Reproduisez à l'identique le passage du texte sur l'ouverture de la chasse, depuis « Dans le numéro » jusqu'à « nos meilleurs humanistes. » inclus.

__Extrait fourni__
= = = =

Dans le numéro de décembre dernier, j’ai lu, sous la signature si appréciée de M. Pierre Salvat, quelques notes sur ce que fut en France l’ouverture 1948. Chacun suit avec autant d’intérêt que de profit les articles de l’un de nos doyens en belles lettres cynégétiques, qui met sa longue expérience au service de tous et dont le style délicat rappelle nos meilleurs humanistes.

Pour moi, ces chroniques sont un régal. « On remarquait en bien des endroits, disait celle-ci, un plus fort contingent de perdrix grises. Faut-il voir en ce net accroissement en 1948 le résultat de précautions mieux observées quant à l’emploi des sels d’arsenic utilisés contre le doryphore, notamment du dangereux arséniate de plomb ? Je l’espère, car vraiment on avait trop tendance à forcer la dose, ce qui rendait quelque peu illusoires les expériences relatives à l’innocuité de tels produits. »

En lisant ces lignes, ma surprise n’a eu d’égale que ma honte pour mon malheureux coin de pays, où mes vieilles jambes s’usent vainement à poursuivre les rares perdreaux restant encore et qui s’obstinent à demeurer intirables. M. Pierre Salvat chasse, je crois, pas très loin de chez moi, mais il semble que sa plaine poitevine soit moins déshéritée que nos coteaux marchois, où cette année cynégétique fut bien la plus lamentable qui puisse être, avant le néant où nous sombrerons un jour, si rien ne vient réformer nos mœurs. Mais ceci est une autre histoire.

= = = =

__Données fournies__
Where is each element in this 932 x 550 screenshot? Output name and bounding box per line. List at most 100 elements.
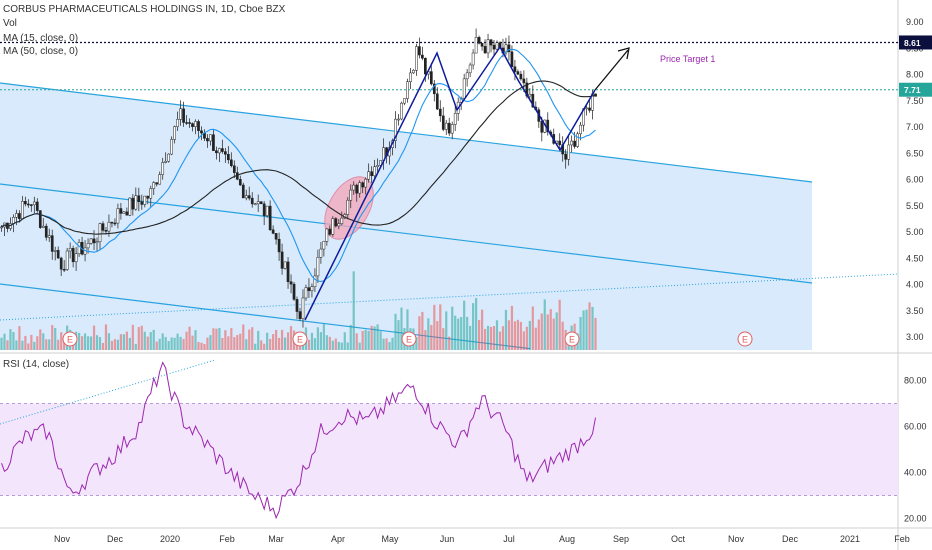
volume-bar <box>582 310 585 350</box>
candle-body <box>29 204 33 206</box>
volume-bar <box>245 339 248 350</box>
volume-bar <box>260 340 263 350</box>
candle-body <box>477 37 481 44</box>
volume-bar <box>152 329 155 350</box>
candle-body <box>107 221 111 232</box>
candle-body <box>197 121 200 131</box>
candle-body <box>241 184 245 199</box>
candle-body <box>364 178 368 188</box>
volume-bar <box>51 325 54 350</box>
candle-body <box>361 182 365 188</box>
volume-bar <box>122 334 125 350</box>
price-tag-bg <box>899 82 932 97</box>
candle-body <box>465 72 469 80</box>
candle-body <box>289 281 293 285</box>
volume-bar <box>460 317 463 350</box>
volume-bar <box>558 299 561 350</box>
candle-body <box>319 248 323 258</box>
candle-body <box>447 122 451 134</box>
candle-body <box>50 235 54 252</box>
candle-body <box>59 257 63 270</box>
volume-bar <box>89 336 93 350</box>
volume-bar <box>233 337 236 350</box>
volume-bar <box>358 342 361 350</box>
volume-bar <box>310 332 314 350</box>
volume-bar <box>343 332 346 350</box>
volume-bar <box>561 321 564 350</box>
volume-bar <box>200 342 203 350</box>
volume-bar <box>30 334 33 350</box>
volume-bar <box>346 342 349 350</box>
time-tick-label: Oct <box>671 534 686 544</box>
candle-body <box>65 250 69 270</box>
candle-body <box>122 211 126 214</box>
volume-bar <box>397 320 400 350</box>
volume-bar <box>498 331 502 350</box>
candle-body <box>176 119 179 127</box>
volume-bar <box>394 313 397 350</box>
candle-body <box>298 311 302 319</box>
volume-bar <box>33 341 36 350</box>
volume-bar <box>230 328 233 350</box>
candle-body <box>513 66 517 72</box>
candle-body <box>504 44 508 54</box>
rsi-trendline <box>0 359 216 425</box>
volume-bar <box>257 330 260 350</box>
candle-body <box>418 46 421 56</box>
candle-body <box>316 257 320 277</box>
time-tick-label: Feb <box>894 534 910 544</box>
candle-body <box>200 130 203 134</box>
price-tag-bg <box>899 35 932 50</box>
volume-bar <box>489 326 493 350</box>
volume-bar <box>277 337 281 350</box>
candle-body <box>573 140 576 147</box>
candle-body <box>441 115 445 130</box>
candle-body <box>250 197 254 205</box>
candle-body <box>429 71 433 85</box>
candle-body <box>259 201 263 205</box>
candle-body <box>238 179 242 186</box>
candle-body <box>47 235 51 238</box>
rsi-tick-label: 60.00 <box>904 422 927 432</box>
rsi-tick-label: 40.00 <box>904 468 927 478</box>
regression-channel-fill <box>0 83 812 350</box>
candle-body <box>12 216 15 224</box>
volume-bar <box>280 329 284 350</box>
volume-bar <box>301 343 305 350</box>
volume-bar <box>194 330 197 350</box>
candle-body <box>143 195 147 205</box>
candle-body <box>18 213 21 219</box>
volume-bar <box>143 331 146 350</box>
volume-bar <box>221 337 224 350</box>
channel-upper-line <box>0 82 813 183</box>
volume-bar <box>42 333 45 350</box>
volume-bar <box>519 321 522 350</box>
volume-bar <box>552 318 555 350</box>
candle-body <box>564 153 568 160</box>
price-levels <box>0 41 898 91</box>
candle-body <box>352 184 356 191</box>
candle-body <box>292 283 296 300</box>
candle-body <box>486 39 490 54</box>
candle-body <box>406 81 409 99</box>
candle-body <box>265 205 269 216</box>
earnings-event-icon <box>737 331 753 347</box>
candlesticks <box>0 28 597 328</box>
candle-body <box>27 203 30 206</box>
volume-bar <box>254 343 257 350</box>
candle-body <box>224 151 227 155</box>
candle-body <box>164 160 168 163</box>
ma50-label: MA (50, close, 0) <box>3 46 79 57</box>
volume-bar <box>510 305 514 350</box>
volume-bar <box>516 319 519 350</box>
candle-body <box>367 171 370 180</box>
volume-bar <box>167 341 170 350</box>
volume-bar <box>54 327 57 350</box>
candle-body <box>244 195 248 199</box>
volume-bar <box>334 338 337 350</box>
time-tick-label: Jul <box>503 534 515 544</box>
volume-bar <box>418 316 421 350</box>
candle-body <box>247 195 251 199</box>
volume-bar <box>406 309 409 350</box>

= = = =

__Réponse rédigée__
Dans le numéro de décembre dernier, j’ai lu, sous la signature si appréciée de M. Pierre Salvat, quelques notes sur ce que fut en France l’ouverture 1948. Chacun suit avec autant d’intérêt que de profit les articles de l’un de nos doyens en belles lettres cynégétiques, qui met sa longue expérience au service de tous et dont le style délicat rappelle nos meilleurs humanistes.